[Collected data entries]

>>>>

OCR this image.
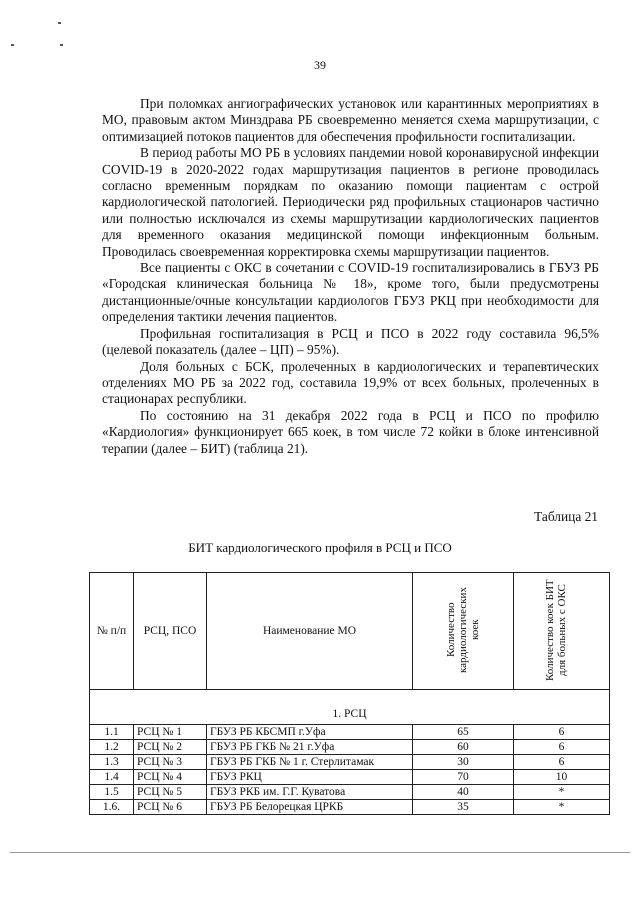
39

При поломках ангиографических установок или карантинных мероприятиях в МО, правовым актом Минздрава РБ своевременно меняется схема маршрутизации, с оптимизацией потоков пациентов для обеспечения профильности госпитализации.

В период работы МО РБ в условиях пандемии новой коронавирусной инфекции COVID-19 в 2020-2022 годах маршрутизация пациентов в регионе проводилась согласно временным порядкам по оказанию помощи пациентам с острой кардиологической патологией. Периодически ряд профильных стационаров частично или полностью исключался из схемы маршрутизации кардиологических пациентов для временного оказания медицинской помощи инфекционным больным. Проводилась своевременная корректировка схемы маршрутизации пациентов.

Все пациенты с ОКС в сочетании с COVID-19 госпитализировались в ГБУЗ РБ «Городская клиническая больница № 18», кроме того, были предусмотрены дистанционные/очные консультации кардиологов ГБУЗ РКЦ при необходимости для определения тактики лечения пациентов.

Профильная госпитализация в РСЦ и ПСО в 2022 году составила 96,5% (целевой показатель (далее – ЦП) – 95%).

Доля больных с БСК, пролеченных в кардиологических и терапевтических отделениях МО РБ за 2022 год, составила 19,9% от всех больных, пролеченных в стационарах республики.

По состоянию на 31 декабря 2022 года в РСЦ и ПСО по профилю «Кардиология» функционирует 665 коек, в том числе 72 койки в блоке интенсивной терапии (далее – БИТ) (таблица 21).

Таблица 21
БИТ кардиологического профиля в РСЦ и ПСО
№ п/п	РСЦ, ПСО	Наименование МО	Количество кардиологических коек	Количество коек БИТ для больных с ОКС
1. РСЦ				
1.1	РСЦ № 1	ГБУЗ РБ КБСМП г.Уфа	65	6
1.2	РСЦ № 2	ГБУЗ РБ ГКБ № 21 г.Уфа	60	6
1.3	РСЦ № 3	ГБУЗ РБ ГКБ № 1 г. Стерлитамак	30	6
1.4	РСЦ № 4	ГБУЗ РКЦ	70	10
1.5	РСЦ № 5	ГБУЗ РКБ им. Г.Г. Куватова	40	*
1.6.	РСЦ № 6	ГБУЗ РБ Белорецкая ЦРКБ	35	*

<<<<

#### Work to complete
For the listing above, identify each line bearing "больных".

#### Exercise result
Доля больных с БСК, пролеченных в кардиологических и терапевтических отделениях МО РБ за 2022 год, составила 19,9% от всех больных, пролеченных в стационарах республики.
№ п/п	РСЦ, ПСО	Наименование МО	Количество кардиологических коек	Количество коек БИТ для больных с ОКС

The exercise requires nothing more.